• CHALLENGE: Search the material below for the string "Open" and list each line that holds it.

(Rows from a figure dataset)
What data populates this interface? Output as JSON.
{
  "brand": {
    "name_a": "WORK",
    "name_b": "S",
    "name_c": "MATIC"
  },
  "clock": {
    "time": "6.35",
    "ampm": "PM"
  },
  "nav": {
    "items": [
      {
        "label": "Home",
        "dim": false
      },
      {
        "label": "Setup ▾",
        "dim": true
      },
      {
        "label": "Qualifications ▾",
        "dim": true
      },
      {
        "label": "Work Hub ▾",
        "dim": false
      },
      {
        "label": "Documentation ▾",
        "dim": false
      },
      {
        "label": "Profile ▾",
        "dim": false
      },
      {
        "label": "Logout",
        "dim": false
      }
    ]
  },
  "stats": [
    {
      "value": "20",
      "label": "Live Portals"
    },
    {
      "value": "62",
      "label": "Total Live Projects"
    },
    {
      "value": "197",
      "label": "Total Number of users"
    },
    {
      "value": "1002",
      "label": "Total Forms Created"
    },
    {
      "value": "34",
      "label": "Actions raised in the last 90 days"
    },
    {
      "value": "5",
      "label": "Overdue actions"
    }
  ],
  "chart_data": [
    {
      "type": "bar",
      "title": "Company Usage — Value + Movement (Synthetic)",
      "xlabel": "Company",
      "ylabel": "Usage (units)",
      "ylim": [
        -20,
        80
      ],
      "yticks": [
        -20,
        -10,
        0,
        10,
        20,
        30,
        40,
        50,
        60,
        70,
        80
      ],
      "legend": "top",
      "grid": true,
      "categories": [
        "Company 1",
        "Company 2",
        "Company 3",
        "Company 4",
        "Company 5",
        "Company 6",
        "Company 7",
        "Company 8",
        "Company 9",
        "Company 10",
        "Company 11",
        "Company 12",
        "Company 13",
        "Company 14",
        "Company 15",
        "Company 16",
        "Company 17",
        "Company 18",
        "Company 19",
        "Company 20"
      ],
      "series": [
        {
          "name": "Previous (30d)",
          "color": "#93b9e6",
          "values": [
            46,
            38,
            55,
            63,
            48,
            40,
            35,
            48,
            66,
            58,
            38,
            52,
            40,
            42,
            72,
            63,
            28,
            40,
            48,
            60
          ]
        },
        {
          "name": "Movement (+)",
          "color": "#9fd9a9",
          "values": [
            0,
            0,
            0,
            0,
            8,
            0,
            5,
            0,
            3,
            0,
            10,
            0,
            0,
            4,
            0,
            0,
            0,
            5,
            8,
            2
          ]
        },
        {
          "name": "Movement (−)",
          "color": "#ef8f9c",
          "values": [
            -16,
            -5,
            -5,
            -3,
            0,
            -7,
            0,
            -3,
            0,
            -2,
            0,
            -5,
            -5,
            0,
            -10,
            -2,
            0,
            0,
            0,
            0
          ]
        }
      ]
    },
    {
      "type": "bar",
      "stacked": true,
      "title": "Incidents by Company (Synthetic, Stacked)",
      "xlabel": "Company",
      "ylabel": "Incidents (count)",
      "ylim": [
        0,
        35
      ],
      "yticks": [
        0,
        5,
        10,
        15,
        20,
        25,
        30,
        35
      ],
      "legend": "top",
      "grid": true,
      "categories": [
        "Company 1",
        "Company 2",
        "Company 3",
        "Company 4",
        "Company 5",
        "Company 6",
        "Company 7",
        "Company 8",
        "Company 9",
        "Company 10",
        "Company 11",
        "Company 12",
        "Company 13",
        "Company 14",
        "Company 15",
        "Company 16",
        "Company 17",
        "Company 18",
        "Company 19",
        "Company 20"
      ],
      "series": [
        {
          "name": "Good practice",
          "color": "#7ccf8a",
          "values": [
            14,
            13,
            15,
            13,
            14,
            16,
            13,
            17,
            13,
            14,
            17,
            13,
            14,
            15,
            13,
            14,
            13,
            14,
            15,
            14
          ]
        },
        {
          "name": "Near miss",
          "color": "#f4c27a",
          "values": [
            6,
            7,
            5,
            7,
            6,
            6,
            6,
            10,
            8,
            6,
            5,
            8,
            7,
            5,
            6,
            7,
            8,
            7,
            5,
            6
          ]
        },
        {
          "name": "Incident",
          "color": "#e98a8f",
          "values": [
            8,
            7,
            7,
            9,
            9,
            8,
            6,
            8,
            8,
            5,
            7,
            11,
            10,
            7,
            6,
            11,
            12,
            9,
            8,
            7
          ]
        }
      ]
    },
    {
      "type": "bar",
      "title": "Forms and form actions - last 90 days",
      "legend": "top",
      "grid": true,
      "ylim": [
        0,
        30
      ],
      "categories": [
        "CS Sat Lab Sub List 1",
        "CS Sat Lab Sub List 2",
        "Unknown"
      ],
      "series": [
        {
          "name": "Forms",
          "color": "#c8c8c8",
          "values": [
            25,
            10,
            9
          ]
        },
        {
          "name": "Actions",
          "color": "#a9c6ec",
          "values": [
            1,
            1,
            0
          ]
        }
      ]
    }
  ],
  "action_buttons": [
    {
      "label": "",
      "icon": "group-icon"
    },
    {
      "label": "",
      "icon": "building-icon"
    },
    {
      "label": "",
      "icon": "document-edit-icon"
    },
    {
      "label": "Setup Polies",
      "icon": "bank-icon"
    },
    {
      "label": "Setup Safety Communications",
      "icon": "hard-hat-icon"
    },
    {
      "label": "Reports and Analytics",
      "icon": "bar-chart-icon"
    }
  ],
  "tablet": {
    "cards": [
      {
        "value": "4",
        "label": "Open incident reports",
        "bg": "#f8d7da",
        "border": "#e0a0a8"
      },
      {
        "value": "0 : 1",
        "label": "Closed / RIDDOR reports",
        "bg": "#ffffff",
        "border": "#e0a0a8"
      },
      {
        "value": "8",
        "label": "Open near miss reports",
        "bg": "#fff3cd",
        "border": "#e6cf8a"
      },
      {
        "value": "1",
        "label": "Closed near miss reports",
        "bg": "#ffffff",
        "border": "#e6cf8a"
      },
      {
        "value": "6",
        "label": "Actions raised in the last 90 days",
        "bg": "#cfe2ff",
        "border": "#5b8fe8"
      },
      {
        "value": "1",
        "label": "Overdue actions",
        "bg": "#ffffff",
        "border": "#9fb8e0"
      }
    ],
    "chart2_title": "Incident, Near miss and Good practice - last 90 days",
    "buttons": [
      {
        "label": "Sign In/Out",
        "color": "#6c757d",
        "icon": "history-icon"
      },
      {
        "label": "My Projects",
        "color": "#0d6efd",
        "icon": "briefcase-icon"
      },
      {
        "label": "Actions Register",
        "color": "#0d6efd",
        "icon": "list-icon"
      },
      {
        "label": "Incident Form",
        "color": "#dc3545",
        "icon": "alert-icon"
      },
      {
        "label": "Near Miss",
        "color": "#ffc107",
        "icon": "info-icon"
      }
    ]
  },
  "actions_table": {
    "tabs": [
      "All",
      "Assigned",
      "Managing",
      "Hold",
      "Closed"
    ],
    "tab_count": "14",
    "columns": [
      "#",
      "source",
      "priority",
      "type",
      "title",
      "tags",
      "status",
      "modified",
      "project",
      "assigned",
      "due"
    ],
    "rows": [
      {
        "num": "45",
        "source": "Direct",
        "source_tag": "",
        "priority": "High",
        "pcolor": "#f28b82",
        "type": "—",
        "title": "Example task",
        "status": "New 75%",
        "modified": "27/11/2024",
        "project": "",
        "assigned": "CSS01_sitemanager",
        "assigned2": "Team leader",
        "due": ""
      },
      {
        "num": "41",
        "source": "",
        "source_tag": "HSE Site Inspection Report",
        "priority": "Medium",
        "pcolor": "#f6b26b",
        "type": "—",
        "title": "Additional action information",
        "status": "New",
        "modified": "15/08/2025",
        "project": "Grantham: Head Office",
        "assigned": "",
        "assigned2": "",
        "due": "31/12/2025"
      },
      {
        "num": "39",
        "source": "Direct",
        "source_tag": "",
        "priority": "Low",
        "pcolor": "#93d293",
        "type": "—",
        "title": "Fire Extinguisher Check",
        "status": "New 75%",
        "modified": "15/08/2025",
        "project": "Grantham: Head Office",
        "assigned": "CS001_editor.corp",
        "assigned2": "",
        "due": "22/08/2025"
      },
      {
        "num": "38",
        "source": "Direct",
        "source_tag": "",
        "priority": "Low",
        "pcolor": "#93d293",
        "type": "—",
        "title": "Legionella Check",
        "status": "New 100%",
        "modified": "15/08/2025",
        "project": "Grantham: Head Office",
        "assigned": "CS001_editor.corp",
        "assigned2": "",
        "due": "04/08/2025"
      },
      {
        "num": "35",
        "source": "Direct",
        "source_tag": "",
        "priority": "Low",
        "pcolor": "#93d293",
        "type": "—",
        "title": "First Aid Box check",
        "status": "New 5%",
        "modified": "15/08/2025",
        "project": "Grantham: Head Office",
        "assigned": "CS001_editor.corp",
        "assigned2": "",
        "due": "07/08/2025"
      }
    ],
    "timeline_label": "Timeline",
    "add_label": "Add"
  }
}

• WRITTEN RESPONSE:
        "label": "Open incident reports",
        "label": "Open near miss reports",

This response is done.